── Material ──
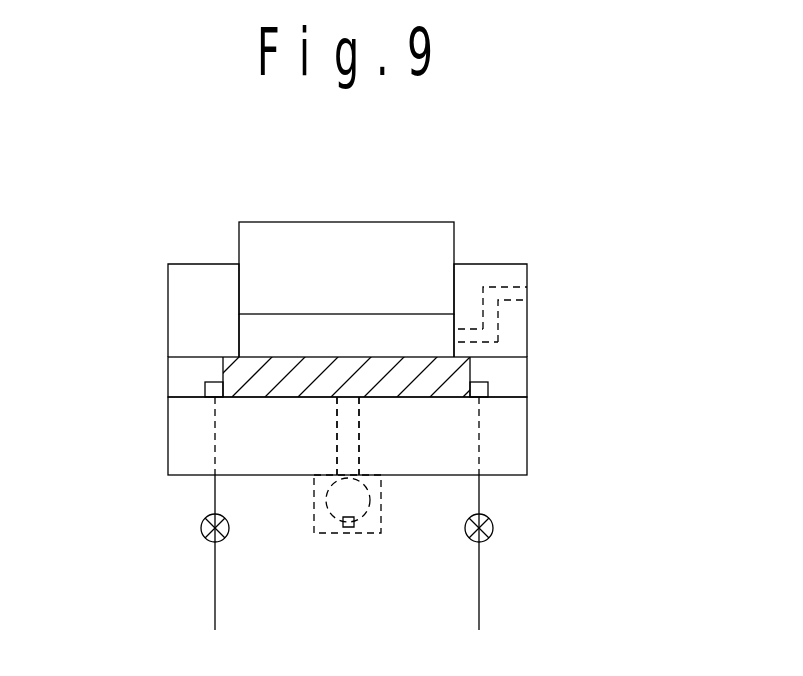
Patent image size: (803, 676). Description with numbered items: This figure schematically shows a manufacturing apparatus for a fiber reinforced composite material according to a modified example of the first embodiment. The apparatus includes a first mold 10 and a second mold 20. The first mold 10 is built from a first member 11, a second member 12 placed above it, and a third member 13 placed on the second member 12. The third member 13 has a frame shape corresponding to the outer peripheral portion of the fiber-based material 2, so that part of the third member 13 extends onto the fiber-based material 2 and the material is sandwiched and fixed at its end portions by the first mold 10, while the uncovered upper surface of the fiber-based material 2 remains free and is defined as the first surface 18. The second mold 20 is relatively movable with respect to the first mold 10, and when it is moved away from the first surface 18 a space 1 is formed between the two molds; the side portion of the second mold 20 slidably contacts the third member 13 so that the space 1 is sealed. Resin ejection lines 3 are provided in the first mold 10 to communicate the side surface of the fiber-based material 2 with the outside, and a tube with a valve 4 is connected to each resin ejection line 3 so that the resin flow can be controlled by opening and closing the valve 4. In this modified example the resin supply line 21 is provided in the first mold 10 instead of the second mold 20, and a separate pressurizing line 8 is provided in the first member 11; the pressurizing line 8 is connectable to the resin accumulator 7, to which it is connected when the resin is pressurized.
───
── Material ──
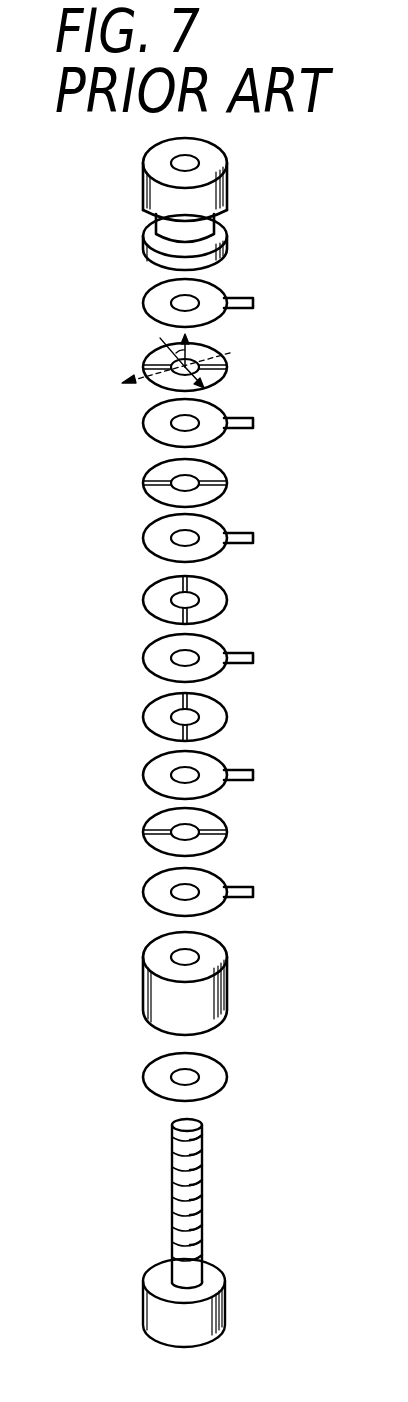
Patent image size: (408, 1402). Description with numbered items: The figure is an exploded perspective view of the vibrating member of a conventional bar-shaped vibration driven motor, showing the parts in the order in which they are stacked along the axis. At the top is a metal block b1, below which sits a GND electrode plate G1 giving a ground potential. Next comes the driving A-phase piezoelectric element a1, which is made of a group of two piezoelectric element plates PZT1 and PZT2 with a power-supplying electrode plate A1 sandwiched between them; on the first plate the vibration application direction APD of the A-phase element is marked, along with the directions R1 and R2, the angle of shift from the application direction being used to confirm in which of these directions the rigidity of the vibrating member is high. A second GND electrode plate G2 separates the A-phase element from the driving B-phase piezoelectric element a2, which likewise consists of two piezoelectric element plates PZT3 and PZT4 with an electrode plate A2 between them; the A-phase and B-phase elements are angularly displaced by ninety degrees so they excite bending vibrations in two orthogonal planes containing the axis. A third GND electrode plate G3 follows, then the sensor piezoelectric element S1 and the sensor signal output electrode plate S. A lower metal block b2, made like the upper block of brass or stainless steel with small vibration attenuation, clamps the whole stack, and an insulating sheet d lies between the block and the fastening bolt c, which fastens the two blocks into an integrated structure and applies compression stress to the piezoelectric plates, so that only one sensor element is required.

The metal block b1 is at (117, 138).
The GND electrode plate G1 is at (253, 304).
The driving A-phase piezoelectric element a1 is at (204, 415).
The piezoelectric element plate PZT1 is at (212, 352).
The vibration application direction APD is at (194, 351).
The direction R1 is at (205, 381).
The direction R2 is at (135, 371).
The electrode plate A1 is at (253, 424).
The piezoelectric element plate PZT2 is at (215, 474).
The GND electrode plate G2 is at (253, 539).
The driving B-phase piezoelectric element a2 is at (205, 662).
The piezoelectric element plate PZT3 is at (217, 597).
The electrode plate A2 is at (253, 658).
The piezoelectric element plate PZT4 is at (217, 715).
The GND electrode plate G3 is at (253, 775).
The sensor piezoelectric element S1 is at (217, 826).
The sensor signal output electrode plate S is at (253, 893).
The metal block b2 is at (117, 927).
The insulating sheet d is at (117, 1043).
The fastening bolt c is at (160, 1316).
───
── Material ──
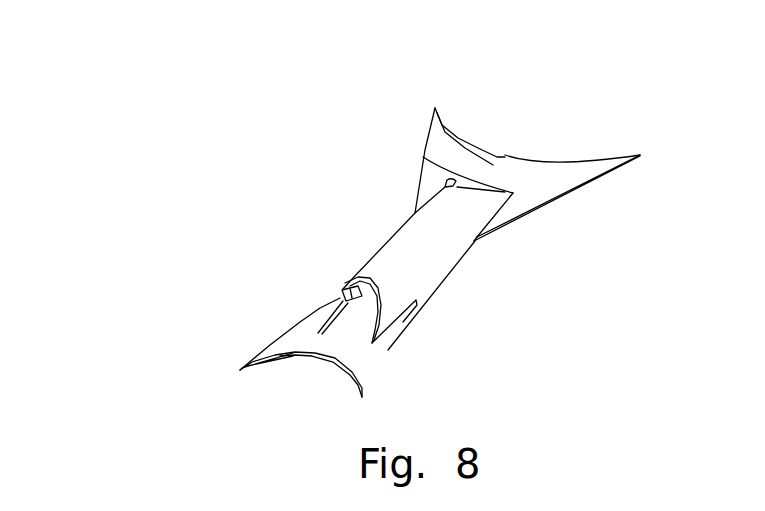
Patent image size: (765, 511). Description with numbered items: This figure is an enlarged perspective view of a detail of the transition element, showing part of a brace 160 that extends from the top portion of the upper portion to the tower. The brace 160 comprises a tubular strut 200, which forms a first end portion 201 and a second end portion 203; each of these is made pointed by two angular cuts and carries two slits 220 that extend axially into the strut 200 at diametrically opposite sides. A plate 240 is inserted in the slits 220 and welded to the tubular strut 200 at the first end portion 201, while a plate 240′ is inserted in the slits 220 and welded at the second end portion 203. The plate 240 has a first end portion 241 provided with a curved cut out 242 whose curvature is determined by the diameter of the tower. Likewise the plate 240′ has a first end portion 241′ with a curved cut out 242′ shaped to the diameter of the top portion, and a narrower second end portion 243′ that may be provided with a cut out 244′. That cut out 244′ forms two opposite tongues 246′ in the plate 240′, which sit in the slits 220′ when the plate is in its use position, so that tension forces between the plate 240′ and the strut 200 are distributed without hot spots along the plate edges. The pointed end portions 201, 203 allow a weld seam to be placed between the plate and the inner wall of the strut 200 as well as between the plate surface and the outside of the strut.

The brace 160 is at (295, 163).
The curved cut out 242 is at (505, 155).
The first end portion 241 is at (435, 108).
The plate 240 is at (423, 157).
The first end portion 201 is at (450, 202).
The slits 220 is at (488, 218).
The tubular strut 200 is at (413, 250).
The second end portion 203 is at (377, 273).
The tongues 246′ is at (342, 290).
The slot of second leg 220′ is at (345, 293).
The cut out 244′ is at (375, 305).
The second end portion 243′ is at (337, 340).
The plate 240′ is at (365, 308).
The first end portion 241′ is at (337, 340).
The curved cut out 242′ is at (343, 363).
───
Exercise directions >>
Rewrite the stretch from the line containing "Patent image size: (765, 511)." through the line containing "The first end portion 201 is at (450, 202).", putting "magnified" in place of "enlarged" and keeping everything else the same. Give only those lines.

Written response >>
Patent image size: (765, 511). Description with numbered items: This figure is an magnified perspective view of a detail of the transition element, showing part of a brace 160 that extends from the top portion of the upper portion to the tower. The brace 160 comprises a tubular strut 200, which forms a first end portion 201 and a second end portion 203; each of these is made pointed by two angular cuts and carries two slits 220 that extend axially into the strut 200 at diametrically opposite sides. A plate 240 is inserted in the slits 220 and welded to the tubular strut 200 at the first end portion 201, while a plate 240′ is inserted in the slits 220 and welded at the second end portion 203. The plate 240 has a first end portion 241 provided with a curved cut out 242 whose curvature is determined by the diameter of the tower. Likewise the plate 240′ has a first end portion 241′ with a curved cut out 242′ shaped to the diameter of the top portion, and a narrower second end portion 243′ that may be provided with a cut out 244′. That cut out 244′ forms two opposite tongues 246′ in the plate 240′, which sit in the slits 220′ when the plate is in its use position, so that tension forces between the plate 240′ and the strut 200 are distributed without hot spots along the plate edges. The pointed end portions 201, 203 allow a weld seam to be placed between the plate and the inner wall of the strut 200 as well as between the plate surface and the outside of the strut.

The brace 160 is at (295, 163).
The curved cut out 242 is at (505, 155).
The first end portion 241 is at (435, 108).
The plate 240 is at (423, 157).
The first end portion 201 is at (450, 202).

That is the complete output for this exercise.